*WHAT IS BEING ASKED*
Find the lines of data that contain the string "которой", then list them.

*Collected data*
————

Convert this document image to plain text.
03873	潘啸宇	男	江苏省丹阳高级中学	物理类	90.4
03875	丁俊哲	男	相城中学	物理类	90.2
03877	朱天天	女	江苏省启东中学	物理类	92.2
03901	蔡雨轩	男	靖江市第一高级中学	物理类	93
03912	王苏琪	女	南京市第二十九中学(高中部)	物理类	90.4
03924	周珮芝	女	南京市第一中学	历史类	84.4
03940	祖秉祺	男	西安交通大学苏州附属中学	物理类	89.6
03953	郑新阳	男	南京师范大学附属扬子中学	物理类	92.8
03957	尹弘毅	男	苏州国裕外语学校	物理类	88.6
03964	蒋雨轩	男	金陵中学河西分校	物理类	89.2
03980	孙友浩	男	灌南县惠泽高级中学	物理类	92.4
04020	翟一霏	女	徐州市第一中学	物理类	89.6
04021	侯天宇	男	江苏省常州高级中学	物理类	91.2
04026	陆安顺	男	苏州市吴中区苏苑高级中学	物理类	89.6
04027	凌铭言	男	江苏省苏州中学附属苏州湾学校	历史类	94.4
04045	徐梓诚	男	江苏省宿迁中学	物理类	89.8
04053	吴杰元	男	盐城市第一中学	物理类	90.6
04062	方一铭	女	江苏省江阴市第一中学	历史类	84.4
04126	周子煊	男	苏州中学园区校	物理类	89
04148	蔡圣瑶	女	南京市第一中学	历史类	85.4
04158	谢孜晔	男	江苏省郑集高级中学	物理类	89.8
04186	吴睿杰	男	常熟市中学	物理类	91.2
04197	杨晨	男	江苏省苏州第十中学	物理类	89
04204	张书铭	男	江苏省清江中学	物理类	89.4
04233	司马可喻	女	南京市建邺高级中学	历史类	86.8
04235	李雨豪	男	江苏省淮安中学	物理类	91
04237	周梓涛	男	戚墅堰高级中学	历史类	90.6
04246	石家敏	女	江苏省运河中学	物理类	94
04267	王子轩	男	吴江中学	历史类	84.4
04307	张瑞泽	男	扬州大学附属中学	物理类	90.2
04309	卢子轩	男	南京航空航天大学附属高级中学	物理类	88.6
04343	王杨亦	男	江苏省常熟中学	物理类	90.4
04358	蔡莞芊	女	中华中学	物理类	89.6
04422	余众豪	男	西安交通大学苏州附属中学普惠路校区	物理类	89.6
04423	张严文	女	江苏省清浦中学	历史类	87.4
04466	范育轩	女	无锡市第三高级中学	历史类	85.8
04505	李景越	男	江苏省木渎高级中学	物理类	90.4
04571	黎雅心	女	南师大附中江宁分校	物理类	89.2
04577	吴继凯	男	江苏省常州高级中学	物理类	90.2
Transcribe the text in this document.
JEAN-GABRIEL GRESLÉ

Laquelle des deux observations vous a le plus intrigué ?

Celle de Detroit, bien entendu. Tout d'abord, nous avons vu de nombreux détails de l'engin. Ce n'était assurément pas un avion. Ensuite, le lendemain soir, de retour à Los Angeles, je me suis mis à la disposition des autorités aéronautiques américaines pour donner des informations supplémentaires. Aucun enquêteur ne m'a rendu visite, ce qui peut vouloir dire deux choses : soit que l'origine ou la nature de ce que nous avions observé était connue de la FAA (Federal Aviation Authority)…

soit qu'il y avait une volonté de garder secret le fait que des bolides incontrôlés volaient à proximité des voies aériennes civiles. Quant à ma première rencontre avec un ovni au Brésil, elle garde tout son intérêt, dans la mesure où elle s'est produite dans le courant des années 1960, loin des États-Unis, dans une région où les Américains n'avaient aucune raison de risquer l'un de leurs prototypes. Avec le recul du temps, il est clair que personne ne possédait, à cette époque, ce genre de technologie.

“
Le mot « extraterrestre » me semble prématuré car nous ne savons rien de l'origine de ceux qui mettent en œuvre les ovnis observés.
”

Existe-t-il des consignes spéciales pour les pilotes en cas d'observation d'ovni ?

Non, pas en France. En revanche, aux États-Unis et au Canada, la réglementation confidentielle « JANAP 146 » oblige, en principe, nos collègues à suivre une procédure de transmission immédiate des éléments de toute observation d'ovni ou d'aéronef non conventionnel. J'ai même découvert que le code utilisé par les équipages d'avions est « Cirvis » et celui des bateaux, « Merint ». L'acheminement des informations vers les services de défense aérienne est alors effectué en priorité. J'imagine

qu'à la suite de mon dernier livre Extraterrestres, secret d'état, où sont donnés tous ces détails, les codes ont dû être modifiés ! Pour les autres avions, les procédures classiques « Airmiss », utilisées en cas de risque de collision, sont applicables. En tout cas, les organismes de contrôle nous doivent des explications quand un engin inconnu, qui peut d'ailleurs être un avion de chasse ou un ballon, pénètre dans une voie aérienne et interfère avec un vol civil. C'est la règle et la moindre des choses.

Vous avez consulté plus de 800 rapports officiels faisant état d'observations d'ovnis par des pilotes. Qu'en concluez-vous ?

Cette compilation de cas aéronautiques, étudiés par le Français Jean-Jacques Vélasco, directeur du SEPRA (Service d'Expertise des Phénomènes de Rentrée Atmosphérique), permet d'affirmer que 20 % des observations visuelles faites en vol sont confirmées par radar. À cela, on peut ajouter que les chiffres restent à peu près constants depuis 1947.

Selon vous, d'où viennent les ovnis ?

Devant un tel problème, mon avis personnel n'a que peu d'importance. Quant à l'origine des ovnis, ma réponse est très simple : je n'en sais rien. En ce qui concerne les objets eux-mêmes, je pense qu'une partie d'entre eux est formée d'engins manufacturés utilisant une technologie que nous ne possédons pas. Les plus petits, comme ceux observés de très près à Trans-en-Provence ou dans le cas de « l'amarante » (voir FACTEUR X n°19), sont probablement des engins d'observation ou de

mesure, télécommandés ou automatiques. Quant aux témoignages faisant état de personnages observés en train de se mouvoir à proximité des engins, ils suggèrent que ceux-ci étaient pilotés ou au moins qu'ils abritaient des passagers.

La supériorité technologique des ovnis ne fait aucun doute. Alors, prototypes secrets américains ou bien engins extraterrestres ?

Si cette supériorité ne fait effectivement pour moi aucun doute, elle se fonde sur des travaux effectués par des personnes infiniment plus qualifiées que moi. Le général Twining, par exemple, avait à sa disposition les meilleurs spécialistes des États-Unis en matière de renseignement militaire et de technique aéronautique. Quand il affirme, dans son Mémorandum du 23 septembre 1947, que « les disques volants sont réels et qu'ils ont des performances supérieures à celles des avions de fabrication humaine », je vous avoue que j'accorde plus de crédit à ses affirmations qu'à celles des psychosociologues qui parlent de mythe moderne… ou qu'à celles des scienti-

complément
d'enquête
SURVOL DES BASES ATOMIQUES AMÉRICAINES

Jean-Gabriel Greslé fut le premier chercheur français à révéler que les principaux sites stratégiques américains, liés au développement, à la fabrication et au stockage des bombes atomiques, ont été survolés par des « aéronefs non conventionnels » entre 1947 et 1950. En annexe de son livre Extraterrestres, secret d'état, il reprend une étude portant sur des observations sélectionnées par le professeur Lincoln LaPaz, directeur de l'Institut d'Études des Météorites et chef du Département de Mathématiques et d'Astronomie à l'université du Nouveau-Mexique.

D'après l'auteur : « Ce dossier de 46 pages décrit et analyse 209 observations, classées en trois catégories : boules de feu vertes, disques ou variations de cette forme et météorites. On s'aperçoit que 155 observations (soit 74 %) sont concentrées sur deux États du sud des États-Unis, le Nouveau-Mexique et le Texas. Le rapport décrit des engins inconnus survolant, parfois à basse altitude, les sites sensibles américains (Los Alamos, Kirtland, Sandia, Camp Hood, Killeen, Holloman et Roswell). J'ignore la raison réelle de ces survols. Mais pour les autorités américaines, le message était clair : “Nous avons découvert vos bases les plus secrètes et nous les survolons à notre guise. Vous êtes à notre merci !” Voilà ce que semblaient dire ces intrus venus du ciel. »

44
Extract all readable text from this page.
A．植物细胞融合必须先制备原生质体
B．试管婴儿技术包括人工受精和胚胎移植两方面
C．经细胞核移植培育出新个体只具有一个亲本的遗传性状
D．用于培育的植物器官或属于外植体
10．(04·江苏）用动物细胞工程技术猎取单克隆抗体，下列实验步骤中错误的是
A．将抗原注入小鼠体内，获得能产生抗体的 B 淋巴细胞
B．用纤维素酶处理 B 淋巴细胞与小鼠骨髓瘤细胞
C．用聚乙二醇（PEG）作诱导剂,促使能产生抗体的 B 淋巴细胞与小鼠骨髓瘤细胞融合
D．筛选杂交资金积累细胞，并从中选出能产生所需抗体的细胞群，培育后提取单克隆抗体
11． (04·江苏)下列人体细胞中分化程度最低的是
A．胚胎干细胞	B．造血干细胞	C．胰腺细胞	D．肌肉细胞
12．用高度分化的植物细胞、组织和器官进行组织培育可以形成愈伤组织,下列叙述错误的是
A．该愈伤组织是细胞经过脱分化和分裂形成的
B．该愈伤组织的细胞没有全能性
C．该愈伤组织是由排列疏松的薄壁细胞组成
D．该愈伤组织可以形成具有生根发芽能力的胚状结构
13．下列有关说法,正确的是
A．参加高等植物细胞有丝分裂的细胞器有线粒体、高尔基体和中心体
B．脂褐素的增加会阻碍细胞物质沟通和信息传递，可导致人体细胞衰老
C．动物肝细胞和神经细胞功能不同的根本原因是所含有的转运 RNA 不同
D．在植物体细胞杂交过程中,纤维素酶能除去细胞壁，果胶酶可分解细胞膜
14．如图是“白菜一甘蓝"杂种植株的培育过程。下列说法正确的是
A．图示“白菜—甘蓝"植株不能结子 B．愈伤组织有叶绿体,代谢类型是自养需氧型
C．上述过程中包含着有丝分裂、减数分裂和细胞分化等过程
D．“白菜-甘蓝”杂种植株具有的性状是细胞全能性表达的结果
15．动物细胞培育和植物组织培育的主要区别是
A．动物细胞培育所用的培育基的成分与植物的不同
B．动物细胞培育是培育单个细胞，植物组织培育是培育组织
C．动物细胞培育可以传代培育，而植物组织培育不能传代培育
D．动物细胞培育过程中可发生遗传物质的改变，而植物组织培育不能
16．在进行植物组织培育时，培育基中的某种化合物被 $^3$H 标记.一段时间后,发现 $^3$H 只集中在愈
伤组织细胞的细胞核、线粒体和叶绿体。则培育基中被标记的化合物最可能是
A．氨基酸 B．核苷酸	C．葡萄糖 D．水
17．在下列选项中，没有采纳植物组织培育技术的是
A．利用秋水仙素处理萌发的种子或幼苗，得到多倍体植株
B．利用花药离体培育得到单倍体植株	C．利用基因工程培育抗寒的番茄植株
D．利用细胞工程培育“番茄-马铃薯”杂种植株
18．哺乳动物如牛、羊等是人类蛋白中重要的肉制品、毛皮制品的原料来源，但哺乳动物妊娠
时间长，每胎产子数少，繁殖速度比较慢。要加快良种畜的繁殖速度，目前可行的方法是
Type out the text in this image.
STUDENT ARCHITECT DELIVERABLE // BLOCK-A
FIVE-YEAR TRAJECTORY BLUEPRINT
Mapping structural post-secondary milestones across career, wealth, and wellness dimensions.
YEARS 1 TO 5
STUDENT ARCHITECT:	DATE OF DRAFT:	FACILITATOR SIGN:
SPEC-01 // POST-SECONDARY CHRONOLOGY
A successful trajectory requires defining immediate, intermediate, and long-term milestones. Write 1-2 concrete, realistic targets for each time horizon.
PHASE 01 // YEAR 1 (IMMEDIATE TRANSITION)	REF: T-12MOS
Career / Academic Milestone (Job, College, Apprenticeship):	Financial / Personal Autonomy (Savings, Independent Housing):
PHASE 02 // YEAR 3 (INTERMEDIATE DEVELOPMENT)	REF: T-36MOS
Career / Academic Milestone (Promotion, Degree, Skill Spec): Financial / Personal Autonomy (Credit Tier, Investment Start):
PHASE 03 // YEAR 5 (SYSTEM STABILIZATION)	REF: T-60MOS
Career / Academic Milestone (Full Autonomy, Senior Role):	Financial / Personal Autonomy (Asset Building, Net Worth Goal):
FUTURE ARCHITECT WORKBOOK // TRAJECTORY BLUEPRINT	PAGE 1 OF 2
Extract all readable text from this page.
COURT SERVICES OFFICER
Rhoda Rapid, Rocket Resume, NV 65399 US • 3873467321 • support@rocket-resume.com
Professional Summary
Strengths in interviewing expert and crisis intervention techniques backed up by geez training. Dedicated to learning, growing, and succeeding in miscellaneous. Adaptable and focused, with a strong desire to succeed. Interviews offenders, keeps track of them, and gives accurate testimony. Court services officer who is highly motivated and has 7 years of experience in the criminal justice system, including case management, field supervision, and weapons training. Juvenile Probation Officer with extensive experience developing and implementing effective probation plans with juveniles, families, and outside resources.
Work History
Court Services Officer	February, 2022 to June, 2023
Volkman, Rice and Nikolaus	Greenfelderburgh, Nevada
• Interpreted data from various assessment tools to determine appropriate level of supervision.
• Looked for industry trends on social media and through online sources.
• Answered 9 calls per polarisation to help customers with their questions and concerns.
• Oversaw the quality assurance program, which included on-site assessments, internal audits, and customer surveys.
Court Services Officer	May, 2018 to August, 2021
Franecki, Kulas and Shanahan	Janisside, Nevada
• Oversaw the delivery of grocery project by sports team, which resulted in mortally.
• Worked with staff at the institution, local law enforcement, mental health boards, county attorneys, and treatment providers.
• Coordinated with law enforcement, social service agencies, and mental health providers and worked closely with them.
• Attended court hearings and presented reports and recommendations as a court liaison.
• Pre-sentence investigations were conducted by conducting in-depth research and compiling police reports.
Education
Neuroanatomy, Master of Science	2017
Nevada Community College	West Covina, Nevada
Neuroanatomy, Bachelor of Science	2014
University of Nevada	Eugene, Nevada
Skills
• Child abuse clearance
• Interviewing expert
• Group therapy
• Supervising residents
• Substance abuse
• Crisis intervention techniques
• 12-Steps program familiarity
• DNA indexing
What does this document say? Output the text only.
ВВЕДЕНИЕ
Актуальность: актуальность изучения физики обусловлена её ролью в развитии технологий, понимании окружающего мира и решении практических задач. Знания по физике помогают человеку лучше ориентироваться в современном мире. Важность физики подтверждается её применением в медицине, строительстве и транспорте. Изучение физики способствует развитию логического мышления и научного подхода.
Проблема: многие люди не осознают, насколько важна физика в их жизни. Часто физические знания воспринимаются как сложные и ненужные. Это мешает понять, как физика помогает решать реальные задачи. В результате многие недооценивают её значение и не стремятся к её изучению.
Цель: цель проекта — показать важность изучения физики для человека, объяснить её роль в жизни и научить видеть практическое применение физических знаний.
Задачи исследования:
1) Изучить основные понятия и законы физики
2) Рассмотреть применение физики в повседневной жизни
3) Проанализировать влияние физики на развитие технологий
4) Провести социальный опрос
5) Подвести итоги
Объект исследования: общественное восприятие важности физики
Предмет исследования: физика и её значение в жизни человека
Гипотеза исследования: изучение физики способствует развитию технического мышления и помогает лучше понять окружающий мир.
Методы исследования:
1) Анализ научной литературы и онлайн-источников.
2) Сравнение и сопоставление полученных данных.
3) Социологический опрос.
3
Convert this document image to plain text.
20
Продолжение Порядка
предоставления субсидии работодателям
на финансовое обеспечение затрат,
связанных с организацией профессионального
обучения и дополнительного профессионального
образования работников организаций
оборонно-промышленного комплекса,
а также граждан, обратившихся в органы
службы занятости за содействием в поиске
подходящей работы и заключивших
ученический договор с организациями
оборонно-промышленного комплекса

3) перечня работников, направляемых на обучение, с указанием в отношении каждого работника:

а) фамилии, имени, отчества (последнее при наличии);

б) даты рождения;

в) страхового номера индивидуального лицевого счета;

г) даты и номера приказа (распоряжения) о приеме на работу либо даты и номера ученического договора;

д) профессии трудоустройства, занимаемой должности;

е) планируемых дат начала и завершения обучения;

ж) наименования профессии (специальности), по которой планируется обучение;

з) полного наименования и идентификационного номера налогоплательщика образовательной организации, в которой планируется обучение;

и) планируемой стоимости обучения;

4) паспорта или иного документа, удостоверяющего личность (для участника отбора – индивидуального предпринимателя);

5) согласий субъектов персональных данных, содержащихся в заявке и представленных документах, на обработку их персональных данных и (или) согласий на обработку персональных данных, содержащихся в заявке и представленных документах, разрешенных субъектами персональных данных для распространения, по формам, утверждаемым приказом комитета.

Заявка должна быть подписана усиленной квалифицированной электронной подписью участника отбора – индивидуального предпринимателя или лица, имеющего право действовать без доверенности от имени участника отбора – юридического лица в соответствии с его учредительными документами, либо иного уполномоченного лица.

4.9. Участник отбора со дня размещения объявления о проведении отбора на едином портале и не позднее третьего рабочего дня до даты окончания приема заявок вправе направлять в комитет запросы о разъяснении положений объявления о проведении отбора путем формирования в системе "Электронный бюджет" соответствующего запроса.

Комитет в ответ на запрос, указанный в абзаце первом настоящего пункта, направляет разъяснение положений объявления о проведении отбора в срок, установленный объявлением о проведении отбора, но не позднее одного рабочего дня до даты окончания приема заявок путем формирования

————

*SOLUTION BELOW*
ж) наименования профессии (специальности), по которой планируется обучение;
з) полного наименования и идентификационного номера налогоплательщика образовательной организации, в которой планируется обучение;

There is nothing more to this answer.